§ **Given problem**: Lay out every one of the records below as a Markdown table with two columns, "Row" and "Record line." Number each line in the first column, put the line itself in the second, and leave out any blank lines.

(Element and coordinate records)
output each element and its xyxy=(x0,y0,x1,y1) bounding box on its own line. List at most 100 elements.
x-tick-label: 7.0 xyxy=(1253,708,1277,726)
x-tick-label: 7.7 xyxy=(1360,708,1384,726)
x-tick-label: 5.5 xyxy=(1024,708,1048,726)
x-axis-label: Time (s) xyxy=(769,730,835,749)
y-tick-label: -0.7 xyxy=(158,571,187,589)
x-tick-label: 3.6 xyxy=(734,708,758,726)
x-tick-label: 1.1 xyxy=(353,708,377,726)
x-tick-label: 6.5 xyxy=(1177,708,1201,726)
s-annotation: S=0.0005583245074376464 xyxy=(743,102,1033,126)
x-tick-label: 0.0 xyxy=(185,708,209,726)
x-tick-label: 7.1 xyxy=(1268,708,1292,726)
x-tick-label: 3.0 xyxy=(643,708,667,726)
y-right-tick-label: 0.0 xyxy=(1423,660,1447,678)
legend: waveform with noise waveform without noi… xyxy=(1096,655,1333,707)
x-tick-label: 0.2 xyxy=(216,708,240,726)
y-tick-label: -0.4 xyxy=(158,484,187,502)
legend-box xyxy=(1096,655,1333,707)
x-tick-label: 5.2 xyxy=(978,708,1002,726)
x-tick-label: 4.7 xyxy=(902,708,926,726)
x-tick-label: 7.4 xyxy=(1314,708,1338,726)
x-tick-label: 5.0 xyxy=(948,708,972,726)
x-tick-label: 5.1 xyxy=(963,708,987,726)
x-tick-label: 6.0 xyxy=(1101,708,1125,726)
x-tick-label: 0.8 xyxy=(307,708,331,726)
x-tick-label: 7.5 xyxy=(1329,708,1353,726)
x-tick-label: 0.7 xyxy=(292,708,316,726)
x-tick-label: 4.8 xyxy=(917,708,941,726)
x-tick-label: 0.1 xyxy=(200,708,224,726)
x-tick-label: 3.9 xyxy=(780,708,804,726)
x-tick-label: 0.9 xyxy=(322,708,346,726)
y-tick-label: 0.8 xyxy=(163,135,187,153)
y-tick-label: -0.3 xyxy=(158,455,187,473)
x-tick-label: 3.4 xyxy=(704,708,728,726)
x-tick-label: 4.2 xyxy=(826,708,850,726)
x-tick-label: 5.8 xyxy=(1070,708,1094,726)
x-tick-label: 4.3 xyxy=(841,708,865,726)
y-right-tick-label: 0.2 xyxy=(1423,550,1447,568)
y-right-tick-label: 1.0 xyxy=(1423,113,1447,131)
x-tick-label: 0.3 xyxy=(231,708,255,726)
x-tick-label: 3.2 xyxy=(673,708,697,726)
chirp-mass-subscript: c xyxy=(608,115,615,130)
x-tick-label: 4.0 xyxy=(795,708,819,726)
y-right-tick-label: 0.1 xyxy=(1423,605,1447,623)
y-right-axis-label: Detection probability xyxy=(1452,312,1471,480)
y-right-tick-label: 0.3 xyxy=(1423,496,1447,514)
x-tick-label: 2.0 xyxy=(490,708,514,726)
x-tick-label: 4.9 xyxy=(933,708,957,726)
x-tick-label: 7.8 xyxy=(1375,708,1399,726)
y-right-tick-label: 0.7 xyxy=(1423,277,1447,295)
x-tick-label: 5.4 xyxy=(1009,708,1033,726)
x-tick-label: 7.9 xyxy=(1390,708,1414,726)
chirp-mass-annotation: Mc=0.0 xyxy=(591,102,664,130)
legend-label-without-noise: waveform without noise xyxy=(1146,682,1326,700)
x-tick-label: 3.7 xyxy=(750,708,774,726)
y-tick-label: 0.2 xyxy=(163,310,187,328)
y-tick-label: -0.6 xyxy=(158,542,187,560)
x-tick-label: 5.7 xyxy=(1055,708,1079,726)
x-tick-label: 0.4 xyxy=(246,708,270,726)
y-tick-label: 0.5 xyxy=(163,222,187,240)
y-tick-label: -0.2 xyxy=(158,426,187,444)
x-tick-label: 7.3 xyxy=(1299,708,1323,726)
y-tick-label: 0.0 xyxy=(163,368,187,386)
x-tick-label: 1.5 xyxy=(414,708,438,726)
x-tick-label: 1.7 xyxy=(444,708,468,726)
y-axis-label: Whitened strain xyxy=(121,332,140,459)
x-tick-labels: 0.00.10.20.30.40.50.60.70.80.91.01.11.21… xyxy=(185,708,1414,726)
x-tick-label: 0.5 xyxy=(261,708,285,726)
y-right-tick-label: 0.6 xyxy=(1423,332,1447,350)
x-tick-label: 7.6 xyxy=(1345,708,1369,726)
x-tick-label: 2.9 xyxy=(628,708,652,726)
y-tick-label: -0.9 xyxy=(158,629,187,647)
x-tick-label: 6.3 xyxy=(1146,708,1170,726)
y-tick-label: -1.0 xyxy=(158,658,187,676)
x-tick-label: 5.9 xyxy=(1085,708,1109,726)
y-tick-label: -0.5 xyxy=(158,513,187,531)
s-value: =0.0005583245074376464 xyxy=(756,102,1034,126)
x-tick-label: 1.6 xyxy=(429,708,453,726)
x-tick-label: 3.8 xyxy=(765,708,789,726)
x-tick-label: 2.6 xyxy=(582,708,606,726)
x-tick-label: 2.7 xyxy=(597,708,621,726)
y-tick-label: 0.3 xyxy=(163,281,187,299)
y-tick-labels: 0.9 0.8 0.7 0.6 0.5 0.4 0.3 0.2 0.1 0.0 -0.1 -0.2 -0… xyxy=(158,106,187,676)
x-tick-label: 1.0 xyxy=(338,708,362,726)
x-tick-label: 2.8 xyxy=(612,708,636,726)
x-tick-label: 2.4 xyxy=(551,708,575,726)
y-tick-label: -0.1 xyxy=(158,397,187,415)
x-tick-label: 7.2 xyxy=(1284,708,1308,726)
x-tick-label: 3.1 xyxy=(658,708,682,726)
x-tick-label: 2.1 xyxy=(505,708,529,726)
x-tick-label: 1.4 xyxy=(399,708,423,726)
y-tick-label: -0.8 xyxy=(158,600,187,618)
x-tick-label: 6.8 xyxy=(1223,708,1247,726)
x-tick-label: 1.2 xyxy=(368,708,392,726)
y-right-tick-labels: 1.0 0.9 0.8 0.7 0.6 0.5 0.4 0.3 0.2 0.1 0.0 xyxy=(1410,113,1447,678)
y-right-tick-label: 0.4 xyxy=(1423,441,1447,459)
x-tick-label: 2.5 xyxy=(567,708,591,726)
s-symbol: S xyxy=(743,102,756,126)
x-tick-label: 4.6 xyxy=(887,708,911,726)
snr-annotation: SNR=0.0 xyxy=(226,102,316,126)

§ **Completed task**:
| Row | Record line |
|---|---|
| 1 | output each element and its xyxy=(x0,y0,x1,y1) bounding box on its own line. List at most 100 elements. |
| 2 | x-tick-label: 7.0 xyxy=(1253,708,1277,726) |
| 3 | x-tick-label: 7.7 xyxy=(1360,708,1384,726) |
| 4 | x-tick-label: 5.5 xyxy=(1024,708,1048,726) |
| 5 | x-axis-label: Time (s) xyxy=(769,730,835,749) |
| 6 | y-tick-label: -0.7 xyxy=(158,571,187,589) |
| 7 | x-tick-label: 3.6 xyxy=(734,708,758,726) |
| 8 | x-tick-label: 1.1 xyxy=(353,708,377,726) |
| 9 | x-tick-label: 6.5 xyxy=(1177,708,1201,726) |
| 10 | s-annotation: S=0.0005583245074376464 xyxy=(743,102,1033,126) |
| 11 | x-tick-label: 0.0 xyxy=(185,708,209,726) |
| 12 | x-tick-label: 7.1 xyxy=(1268,708,1292,726) |
| 13 | x-tick-label: 3.0 xyxy=(643,708,667,726) |
| 14 | y-right-tick-label: 0.0 xyxy=(1423,660,1447,678) |
| 15 | legend: waveform with noise waveform without noi… xyxy=(1096,655,1333,707) |
| 16 | x-tick-label: 0.2 xyxy=(216,708,240,726) |
| 17 | y-tick-label: -0.4 xyxy=(158,484,187,502) |
| 18 | legend-box xyxy=(1096,655,1333,707) |
| 19 | x-tick-label: 5.2 xyxy=(978,708,1002,726) |
| 20 | x-tick-label: 4.7 xyxy=(902,708,926,726) |
| 21 | x-tick-label: 7.4 xyxy=(1314,708,1338,726) |
| 22 | x-tick-label: 5.0 xyxy=(948,708,972,726) |
| 23 | x-tick-label: 5.1 xyxy=(963,708,987,726) |
| 24 | x-tick-label: 6.0 xyxy=(1101,708,1125,726) |
| 25 | x-tick-label: 0.8 xyxy=(307,708,331,726) |
| 26 | x-tick-label: 7.5 xyxy=(1329,708,1353,726) |
| 27 | x-tick-label: 0.7 xyxy=(292,708,316,726) |
| 28 | x-tick-label: 4.8 xyxy=(917,708,941,726) |
| 29 | x-tick-label: 0.1 xyxy=(200,708,224,726) |
| 30 | x-tick-label: 3.9 xyxy=(780,708,804,726) |
| 31 | x-tick-label: 0.9 xyxy=(322,708,346,726) |
| 32 | y-tick-label: 0.8 xyxy=(163,135,187,153) |
| 33 | y-tick-label: -0.3 xyxy=(158,455,187,473) |
| 34 | x-tick-label: 3.4 xyxy=(704,708,728,726) |
| 35 | x-tick-label: 4.2 xyxy=(826,708,850,726) |
| 36 | x-tick-label: 5.8 xyxy=(1070,708,1094,726) |
| 37 | x-tick-label: 4.3 xyxy=(841,708,865,726) |
| 38 | y-right-tick-label: 0.2 xyxy=(1423,550,1447,568) |
| 39 | y-right-tick-label: 1.0 xyxy=(1423,113,1447,131) |
| 40 | x-tick-label: 0.3 xyxy=(231,708,255,726) |
| 41 | x-tick-label: 3.2 xyxy=(673,708,697,726) |
| 42 | chirp-mass-subscript: c xyxy=(608,115,615,130) |
| 43 | x-tick-label: 4.0 xyxy=(795,708,819,726) |
| 44 | y-right-tick-label: 0.1 xyxy=(1423,605,1447,623) |
| 45 | y-right-axis-label: Detection probability xyxy=(1452,312,1471,480) |
| 46 | y-right-tick-label: 0.3 xyxy=(1423,496,1447,514) |
| 47 | x-tick-label: 2.0 xyxy=(490,708,514,726) |
| 48 | x-tick-label: 4.9 xyxy=(933,708,957,726) |
| 49 | x-tick-label: 7.8 xyxy=(1375,708,1399,726) |
| 50 | y-right-tick-label: 0.7 xyxy=(1423,277,1447,295) |
| 51 | x-tick-label: 5.4 xyxy=(1009,708,1033,726) |
| 52 | x-tick-label: 7.9 xyxy=(1390,708,1414,726) |
| 53 | chirp-mass-annotation: Mc=0.0 xyxy=(591,102,664,130) |
| 54 | legend-label-without-noise: waveform without noise xyxy=(1146,682,1326,700) |
| 55 | x-tick-label: 3.7 xyxy=(750,708,774,726) |
| 56 | y-tick-label: 0.2 xyxy=(163,310,187,328) |
| 57 | y-tick-label: -0.6 xyxy=(158,542,187,560) |
| 58 | x-tick-label: 5.7 xyxy=(1055,708,1079,726) |
| 59 | x-tick-label: 0.4 xyxy=(246,708,270,726) |
| 60 | y-tick-label: 0.5 xyxy=(163,222,187,240) |
| 61 | y-tick-label: -0.2 xyxy=(158,426,187,444) |
| 62 | x-tick-label: 7.3 xyxy=(1299,708,1323,726) |
| 63 | y-tick-label: 0.0 xyxy=(163,368,187,386) |
| 64 | x-tick-label: 1.5 xyxy=(414,708,438,726) |
| 65 | x-tick-label: 1.7 xyxy=(444,708,468,726) |
| 66 | y-axis-label: Whitened strain xyxy=(121,332,140,459) |
| 67 | x-tick-labels: 0.00.10.20.30.40.50.60.70.80.91.01.11.21… xyxy=(185,708,1414,726) |
| 68 | x-tick-label: 0.5 xyxy=(261,708,285,726) |
| 69 | y-right-tick-label: 0.6 xyxy=(1423,332,1447,350) |
| 70 | x-tick-label: 7.6 xyxy=(1345,708,1369,726) |
| 71 | x-tick-label: 2.9 xyxy=(628,708,652,726) |
| 72 | y-tick-label: -0.9 xyxy=(158,629,187,647) |
| 73 | x-tick-label: 6.3 xyxy=(1146,708,1170,726) |
| 74 | y-tick-label: -1.0 xyxy=(158,658,187,676) |
| 75 | x-tick-label: 5.9 xyxy=(1085,708,1109,726) |
| 76 | y-tick-label: -0.5 xyxy=(158,513,187,531) |
| 77 | s-value: =0.0005583245074376464 xyxy=(756,102,1034,126) |
| 78 | x-tick-label: 1.6 xyxy=(429,708,453,726) |
| 79 | x-tick-label: 3.8 xyxy=(765,708,789,726) |
| 80 | x-tick-label: 2.6 xyxy=(582,708,606,726) |
| 81 | x-tick-label: 2.7 xyxy=(597,708,621,726) |
| 82 | y-tick-label: 0.3 xyxy=(163,281,187,299) |
| 83 | y-tick-labels: 0.9 0.8 0.7 0.6 0.5 0.4 0.3 0.2 0.1 0.0 -0.1 -0.2 -0… xyxy=(158,106,187,676) |
| 84 | x-tick-label: 1.0 xyxy=(338,708,362,726) |
| 85 | x-tick-label: 2.8 xyxy=(612,708,636,726) |
| 86 | x-tick-label: 2.4 xyxy=(551,708,575,726) |
| 87 | y-tick-label: -0.1 xyxy=(158,397,187,415) |
| 88 | x-tick-label: 7.2 xyxy=(1284,708,1308,726) |
| 89 | x-tick-label: 3.1 xyxy=(658,708,682,726) |
| 90 | x-tick-label: 2.1 xyxy=(505,708,529,726) |
| 91 | x-tick-label: 1.4 xyxy=(399,708,423,726) |
| 92 | y-tick-label: -0.8 xyxy=(158,600,187,618) |
| 93 | x-tick-label: 6.8 xyxy=(1223,708,1247,726) |
| 94 | x-tick-label: 1.2 xyxy=(368,708,392,726) |
| 95 | y-right-tick-labels: 1.0 0.9 0.8 0.7 0.6 0.5 0.4 0.3 0.2 0.1 0.0 xyxy=(1410,113,1447,678) |
| 96 | y-right-tick-label: 0.4 xyxy=(1423,441,1447,459) |
| 97 | x-tick-label: 2.5 xyxy=(567,708,591,726) |
| 98 | s-symbol: S xyxy=(743,102,756,126) |
| 99 | x-tick-label: 4.6 xyxy=(887,708,911,726) |
| 100 | snr-annotation: SNR=0.0 xyxy=(226,102,316,126) |